Task to carry out: Every line below that contains "Cumulative" is to be copied.

Records for the task:
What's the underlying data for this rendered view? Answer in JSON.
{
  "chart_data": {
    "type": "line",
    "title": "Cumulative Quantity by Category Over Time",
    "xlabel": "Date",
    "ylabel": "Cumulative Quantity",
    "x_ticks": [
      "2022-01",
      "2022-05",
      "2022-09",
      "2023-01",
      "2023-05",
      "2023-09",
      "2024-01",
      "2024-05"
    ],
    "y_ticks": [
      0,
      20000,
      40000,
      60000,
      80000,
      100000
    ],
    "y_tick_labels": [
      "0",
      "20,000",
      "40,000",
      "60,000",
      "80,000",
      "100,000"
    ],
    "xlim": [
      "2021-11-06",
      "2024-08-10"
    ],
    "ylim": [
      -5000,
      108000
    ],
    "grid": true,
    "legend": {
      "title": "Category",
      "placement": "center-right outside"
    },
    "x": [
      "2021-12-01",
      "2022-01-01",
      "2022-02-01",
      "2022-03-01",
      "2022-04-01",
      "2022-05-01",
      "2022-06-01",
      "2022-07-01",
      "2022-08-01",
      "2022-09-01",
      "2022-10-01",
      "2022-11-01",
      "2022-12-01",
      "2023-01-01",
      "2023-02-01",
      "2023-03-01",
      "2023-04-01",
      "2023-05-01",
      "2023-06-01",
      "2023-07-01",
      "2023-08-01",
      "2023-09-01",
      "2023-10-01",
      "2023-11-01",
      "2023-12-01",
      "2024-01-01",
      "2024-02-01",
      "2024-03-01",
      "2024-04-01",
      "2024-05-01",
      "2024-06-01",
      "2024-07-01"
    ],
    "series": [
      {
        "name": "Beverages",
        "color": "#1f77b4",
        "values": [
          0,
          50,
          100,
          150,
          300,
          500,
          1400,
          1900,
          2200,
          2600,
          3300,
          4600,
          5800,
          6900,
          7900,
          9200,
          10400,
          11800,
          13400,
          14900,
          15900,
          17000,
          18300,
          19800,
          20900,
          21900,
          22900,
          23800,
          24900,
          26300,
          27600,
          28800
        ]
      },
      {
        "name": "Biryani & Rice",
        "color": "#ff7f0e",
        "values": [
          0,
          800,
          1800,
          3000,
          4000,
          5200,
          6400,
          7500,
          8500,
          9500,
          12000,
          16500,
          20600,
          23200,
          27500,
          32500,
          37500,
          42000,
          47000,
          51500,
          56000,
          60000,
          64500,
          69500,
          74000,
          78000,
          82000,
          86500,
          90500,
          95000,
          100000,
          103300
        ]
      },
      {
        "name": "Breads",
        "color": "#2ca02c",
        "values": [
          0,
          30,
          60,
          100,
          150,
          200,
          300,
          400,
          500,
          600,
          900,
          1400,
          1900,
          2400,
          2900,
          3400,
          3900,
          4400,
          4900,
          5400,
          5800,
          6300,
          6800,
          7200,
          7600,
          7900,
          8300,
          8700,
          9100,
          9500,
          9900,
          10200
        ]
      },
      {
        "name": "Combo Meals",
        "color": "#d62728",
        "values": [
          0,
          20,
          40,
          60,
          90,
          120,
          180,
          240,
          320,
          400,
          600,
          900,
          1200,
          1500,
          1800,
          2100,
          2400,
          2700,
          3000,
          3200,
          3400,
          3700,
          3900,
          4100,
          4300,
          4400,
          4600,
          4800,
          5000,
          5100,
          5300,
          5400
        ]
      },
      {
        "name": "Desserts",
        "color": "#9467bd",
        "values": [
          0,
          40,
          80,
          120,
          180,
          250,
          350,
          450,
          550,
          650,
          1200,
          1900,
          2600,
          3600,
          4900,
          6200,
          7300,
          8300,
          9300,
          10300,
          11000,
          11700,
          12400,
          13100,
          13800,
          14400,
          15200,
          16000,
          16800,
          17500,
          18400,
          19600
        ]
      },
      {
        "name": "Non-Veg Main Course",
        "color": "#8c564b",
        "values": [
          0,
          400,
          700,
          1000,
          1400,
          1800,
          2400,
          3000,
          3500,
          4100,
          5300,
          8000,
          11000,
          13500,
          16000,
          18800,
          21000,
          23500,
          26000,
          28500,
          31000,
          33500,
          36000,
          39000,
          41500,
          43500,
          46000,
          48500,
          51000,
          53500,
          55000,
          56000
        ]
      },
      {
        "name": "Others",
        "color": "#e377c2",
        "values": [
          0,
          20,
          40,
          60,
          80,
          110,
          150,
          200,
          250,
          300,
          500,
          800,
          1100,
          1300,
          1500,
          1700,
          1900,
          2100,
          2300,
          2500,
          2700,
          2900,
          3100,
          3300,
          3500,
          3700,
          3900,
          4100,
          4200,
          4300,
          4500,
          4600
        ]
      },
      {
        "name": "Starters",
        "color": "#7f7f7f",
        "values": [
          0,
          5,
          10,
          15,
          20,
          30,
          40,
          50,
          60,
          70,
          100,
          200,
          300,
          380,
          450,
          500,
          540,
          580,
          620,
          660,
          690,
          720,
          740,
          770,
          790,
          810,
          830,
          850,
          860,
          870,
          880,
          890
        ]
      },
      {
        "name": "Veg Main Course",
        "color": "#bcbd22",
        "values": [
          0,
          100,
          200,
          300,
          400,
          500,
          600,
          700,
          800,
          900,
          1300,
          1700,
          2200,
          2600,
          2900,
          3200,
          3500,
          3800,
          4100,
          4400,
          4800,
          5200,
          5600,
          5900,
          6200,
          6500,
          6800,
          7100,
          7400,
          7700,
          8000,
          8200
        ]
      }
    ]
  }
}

Exercise result:
    "title": "Cumulative Quantity by Category Over Time",
    "ylabel": "Cumulative Quantity",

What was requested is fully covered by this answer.